▸ Aim: Select every line holding the word "this" and copy it.

▸ The input:
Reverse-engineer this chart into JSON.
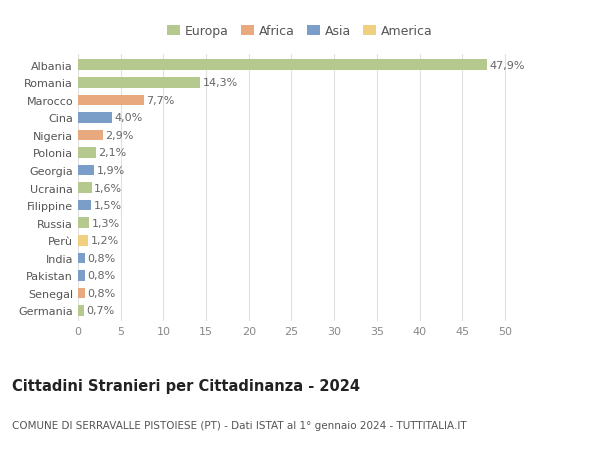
{
  "countries": [
    "Albania",
    "Romania",
    "Marocco",
    "Cina",
    "Nigeria",
    "Polonia",
    "Georgia",
    "Ucraina",
    "Filippine",
    "Russia",
    "Perù",
    "India",
    "Pakistan",
    "Senegal",
    "Germania"
  ],
  "values": [
    47.9,
    14.3,
    7.7,
    4.0,
    2.9,
    2.1,
    1.9,
    1.6,
    1.5,
    1.3,
    1.2,
    0.8,
    0.8,
    0.8,
    0.7
  ],
  "labels": [
    "47,9%",
    "14,3%",
    "7,7%",
    "4,0%",
    "2,9%",
    "2,1%",
    "1,9%",
    "1,6%",
    "1,5%",
    "1,3%",
    "1,2%",
    "0,8%",
    "0,8%",
    "0,8%",
    "0,7%"
  ],
  "continents": [
    "Europa",
    "Europa",
    "Africa",
    "Asia",
    "Africa",
    "Europa",
    "Asia",
    "Europa",
    "Asia",
    "Europa",
    "America",
    "Asia",
    "Asia",
    "Africa",
    "Europa"
  ],
  "continent_colors": {
    "Europa": "#b5c98e",
    "Africa": "#e8a97e",
    "Asia": "#7b9ec9",
    "America": "#f0d080"
  },
  "legend_order": [
    "Europa",
    "Africa",
    "Asia",
    "America"
  ],
  "title": "Cittadini Stranieri per Cittadinanza - 2024",
  "subtitle": "COMUNE DI SERRAVALLE PISTOIESE (PT) - Dati ISTAT al 1° gennaio 2024 - TUTTITALIA.IT",
  "xlim": [
    0,
    52
  ],
  "xticks": [
    0,
    5,
    10,
    15,
    20,
    25,
    30,
    35,
    40,
    45,
    50
  ],
  "bg_color": "#ffffff",
  "grid_color": "#e0e0e0",
  "bar_height": 0.6,
  "label_fontsize": 8,
  "tick_fontsize": 8,
  "title_fontsize": 10.5,
  "subtitle_fontsize": 7.5
}
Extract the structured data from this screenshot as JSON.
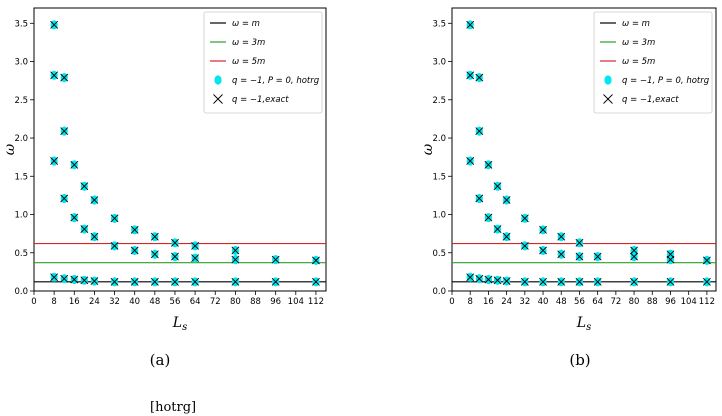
{
  "footnote": "[hotrg]",
  "chart_data": [
    {
      "type": "scatter",
      "panel_label": "(a)",
      "xlabel": "L_s",
      "ylabel": "ω",
      "xlim": [
        0,
        116
      ],
      "ylim": [
        0,
        3.7
      ],
      "xticks": [
        0,
        8,
        16,
        24,
        32,
        40,
        48,
        56,
        64,
        72,
        80,
        88,
        96,
        104,
        112
      ],
      "yticks": [
        0.0,
        0.5,
        1.0,
        1.5,
        2.0,
        2.5,
        3.0,
        3.5
      ],
      "grid": false,
      "legend_position": "top-right",
      "hlines": [
        {
          "name": "ω = m",
          "y": 0.12,
          "color": "#000000"
        },
        {
          "name": "ω = 3m",
          "y": 0.37,
          "color": "#2ca02c"
        },
        {
          "name": "ω = 5m",
          "y": 0.62,
          "color": "#d62728"
        }
      ],
      "series": [
        {
          "name": "q = −1, P = 0, hotrg",
          "marker": "circle",
          "color": "#00e5ee",
          "points": [
            [
              8,
              3.48
            ],
            [
              8,
              2.82
            ],
            [
              8,
              1.7
            ],
            [
              8,
              0.18
            ],
            [
              12,
              2.79
            ],
            [
              12,
              2.09
            ],
            [
              12,
              1.21
            ],
            [
              12,
              0.16
            ],
            [
              16,
              1.65
            ],
            [
              16,
              0.96
            ],
            [
              16,
              0.15
            ],
            [
              20,
              1.37
            ],
            [
              20,
              0.81
            ],
            [
              20,
              0.14
            ],
            [
              24,
              1.19
            ],
            [
              24,
              0.71
            ],
            [
              24,
              0.13
            ],
            [
              32,
              0.95
            ],
            [
              32,
              0.59
            ],
            [
              32,
              0.12
            ],
            [
              40,
              0.8
            ],
            [
              40,
              0.53
            ],
            [
              40,
              0.12
            ],
            [
              48,
              0.71
            ],
            [
              48,
              0.48
            ],
            [
              48,
              0.12
            ],
            [
              56,
              0.63
            ],
            [
              56,
              0.45
            ],
            [
              56,
              0.12
            ],
            [
              64,
              0.59
            ],
            [
              64,
              0.43
            ],
            [
              64,
              0.12
            ],
            [
              80,
              0.53
            ],
            [
              80,
              0.41
            ],
            [
              80,
              0.12
            ],
            [
              96,
              0.41
            ],
            [
              96,
              0.12
            ],
            [
              112,
              0.4
            ],
            [
              112,
              0.12
            ]
          ]
        },
        {
          "name": "q = −1,exact",
          "marker": "x",
          "color": "#000000",
          "points": [
            [
              8,
              3.48
            ],
            [
              8,
              2.82
            ],
            [
              8,
              1.7
            ],
            [
              8,
              0.18
            ],
            [
              12,
              2.79
            ],
            [
              12,
              2.09
            ],
            [
              12,
              1.21
            ],
            [
              12,
              0.16
            ],
            [
              16,
              1.65
            ],
            [
              16,
              0.96
            ],
            [
              16,
              0.15
            ],
            [
              20,
              1.37
            ],
            [
              20,
              0.81
            ],
            [
              20,
              0.14
            ],
            [
              24,
              1.19
            ],
            [
              24,
              0.71
            ],
            [
              24,
              0.13
            ],
            [
              32,
              0.95
            ],
            [
              32,
              0.59
            ],
            [
              32,
              0.12
            ],
            [
              40,
              0.8
            ],
            [
              40,
              0.53
            ],
            [
              40,
              0.12
            ],
            [
              48,
              0.71
            ],
            [
              48,
              0.48
            ],
            [
              48,
              0.12
            ],
            [
              56,
              0.63
            ],
            [
              56,
              0.45
            ],
            [
              56,
              0.12
            ],
            [
              64,
              0.59
            ],
            [
              64,
              0.43
            ],
            [
              64,
              0.12
            ],
            [
              80,
              0.53
            ],
            [
              80,
              0.41
            ],
            [
              80,
              0.12
            ],
            [
              96,
              0.41
            ],
            [
              96,
              0.12
            ],
            [
              112,
              0.4
            ],
            [
              112,
              0.12
            ]
          ]
        }
      ]
    },
    {
      "type": "scatter",
      "panel_label": "(b)",
      "xlabel": "L_s",
      "ylabel": "ω",
      "xlim": [
        0,
        116
      ],
      "ylim": [
        0,
        3.7
      ],
      "xticks": [
        0,
        8,
        16,
        24,
        32,
        40,
        48,
        56,
        64,
        72,
        80,
        88,
        96,
        104,
        112
      ],
      "yticks": [
        0.0,
        0.5,
        1.0,
        1.5,
        2.0,
        2.5,
        3.0,
        3.5
      ],
      "grid": false,
      "legend_position": "top-right",
      "hlines": [
        {
          "name": "ω = m",
          "y": 0.12,
          "color": "#000000"
        },
        {
          "name": "ω = 3m",
          "y": 0.37,
          "color": "#2ca02c"
        },
        {
          "name": "ω = 5m",
          "y": 0.62,
          "color": "#d62728"
        }
      ],
      "series": [
        {
          "name": "q = −1, P = 0, hotrg",
          "marker": "circle",
          "color": "#00e5ee",
          "points": [
            [
              8,
              3.48
            ],
            [
              8,
              2.82
            ],
            [
              8,
              1.7
            ],
            [
              8,
              0.18
            ],
            [
              12,
              2.79
            ],
            [
              12,
              2.09
            ],
            [
              12,
              1.21
            ],
            [
              12,
              0.16
            ],
            [
              16,
              1.65
            ],
            [
              16,
              0.96
            ],
            [
              16,
              0.15
            ],
            [
              20,
              1.37
            ],
            [
              20,
              0.81
            ],
            [
              20,
              0.14
            ],
            [
              24,
              1.19
            ],
            [
              24,
              0.71
            ],
            [
              24,
              0.13
            ],
            [
              32,
              0.95
            ],
            [
              32,
              0.59
            ],
            [
              32,
              0.12
            ],
            [
              40,
              0.8
            ],
            [
              40,
              0.53
            ],
            [
              40,
              0.12
            ],
            [
              48,
              0.71
            ],
            [
              48,
              0.48
            ],
            [
              48,
              0.12
            ],
            [
              56,
              0.63
            ],
            [
              56,
              0.45
            ],
            [
              56,
              0.12
            ],
            [
              64,
              0.45
            ],
            [
              64,
              0.12
            ],
            [
              80,
              0.53
            ],
            [
              80,
              0.45
            ],
            [
              80,
              0.12
            ],
            [
              96,
              0.48
            ],
            [
              96,
              0.41
            ],
            [
              96,
              0.12
            ],
            [
              112,
              0.4
            ],
            [
              112,
              0.12
            ]
          ]
        },
        {
          "name": "q = −1,exact",
          "marker": "x",
          "color": "#000000",
          "points": [
            [
              8,
              3.48
            ],
            [
              8,
              2.82
            ],
            [
              8,
              1.7
            ],
            [
              8,
              0.18
            ],
            [
              12,
              2.79
            ],
            [
              12,
              2.09
            ],
            [
              12,
              1.21
            ],
            [
              12,
              0.16
            ],
            [
              16,
              1.65
            ],
            [
              16,
              0.96
            ],
            [
              16,
              0.15
            ],
            [
              20,
              1.37
            ],
            [
              20,
              0.81
            ],
            [
              20,
              0.14
            ],
            [
              24,
              1.19
            ],
            [
              24,
              0.71
            ],
            [
              24,
              0.13
            ],
            [
              32,
              0.95
            ],
            [
              32,
              0.59
            ],
            [
              32,
              0.12
            ],
            [
              40,
              0.8
            ],
            [
              40,
              0.53
            ],
            [
              40,
              0.12
            ],
            [
              48,
              0.71
            ],
            [
              48,
              0.48
            ],
            [
              48,
              0.12
            ],
            [
              56,
              0.63
            ],
            [
              56,
              0.45
            ],
            [
              56,
              0.12
            ],
            [
              64,
              0.45
            ],
            [
              64,
              0.12
            ],
            [
              80,
              0.53
            ],
            [
              80,
              0.45
            ],
            [
              80,
              0.12
            ],
            [
              96,
              0.48
            ],
            [
              96,
              0.41
            ],
            [
              96,
              0.12
            ],
            [
              112,
              0.4
            ],
            [
              112,
              0.12
            ]
          ]
        }
      ]
    }
  ]
}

▸ Worked solution:
Reverse-engineer this chart into JSON.
Extract the structured data from this screenshot as JSON.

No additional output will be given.